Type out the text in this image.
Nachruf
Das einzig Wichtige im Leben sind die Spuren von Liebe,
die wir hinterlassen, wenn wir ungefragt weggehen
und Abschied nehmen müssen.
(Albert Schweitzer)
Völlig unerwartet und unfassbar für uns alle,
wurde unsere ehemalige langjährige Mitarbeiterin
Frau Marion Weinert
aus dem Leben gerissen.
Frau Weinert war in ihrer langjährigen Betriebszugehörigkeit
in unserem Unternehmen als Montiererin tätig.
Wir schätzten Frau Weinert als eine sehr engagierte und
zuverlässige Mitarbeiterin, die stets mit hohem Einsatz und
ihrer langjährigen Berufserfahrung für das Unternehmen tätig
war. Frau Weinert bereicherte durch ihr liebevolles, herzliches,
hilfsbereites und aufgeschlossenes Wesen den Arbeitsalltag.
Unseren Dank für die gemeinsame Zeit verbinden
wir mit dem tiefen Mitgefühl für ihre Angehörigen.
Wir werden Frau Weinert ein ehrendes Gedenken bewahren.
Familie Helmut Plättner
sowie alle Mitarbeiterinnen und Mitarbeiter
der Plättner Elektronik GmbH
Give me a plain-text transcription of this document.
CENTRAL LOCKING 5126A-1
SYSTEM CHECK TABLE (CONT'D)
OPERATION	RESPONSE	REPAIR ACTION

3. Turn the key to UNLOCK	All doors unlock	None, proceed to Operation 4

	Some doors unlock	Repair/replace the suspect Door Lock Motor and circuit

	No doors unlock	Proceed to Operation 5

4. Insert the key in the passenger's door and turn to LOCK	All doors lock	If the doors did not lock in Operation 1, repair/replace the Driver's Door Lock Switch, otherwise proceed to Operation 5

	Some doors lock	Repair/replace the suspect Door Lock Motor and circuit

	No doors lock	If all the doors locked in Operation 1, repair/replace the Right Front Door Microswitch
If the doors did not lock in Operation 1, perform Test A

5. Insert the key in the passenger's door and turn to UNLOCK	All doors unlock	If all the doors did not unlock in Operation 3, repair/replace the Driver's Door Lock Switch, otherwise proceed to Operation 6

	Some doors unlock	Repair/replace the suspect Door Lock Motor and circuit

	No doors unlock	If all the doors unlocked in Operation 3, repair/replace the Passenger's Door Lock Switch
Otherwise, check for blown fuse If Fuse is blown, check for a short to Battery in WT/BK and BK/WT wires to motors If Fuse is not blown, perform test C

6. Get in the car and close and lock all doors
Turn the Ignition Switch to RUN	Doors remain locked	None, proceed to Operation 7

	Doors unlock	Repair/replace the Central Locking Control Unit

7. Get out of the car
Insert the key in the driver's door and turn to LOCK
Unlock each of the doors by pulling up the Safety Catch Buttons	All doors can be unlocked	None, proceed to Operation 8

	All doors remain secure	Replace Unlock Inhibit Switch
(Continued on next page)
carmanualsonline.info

__WHAT IS NEEDED__.
Find each line that has the word "this", then copy it out.

__COMPLETE OUTPUT__.
Type out the text in this image.
Give me a plain-text transcription of this document.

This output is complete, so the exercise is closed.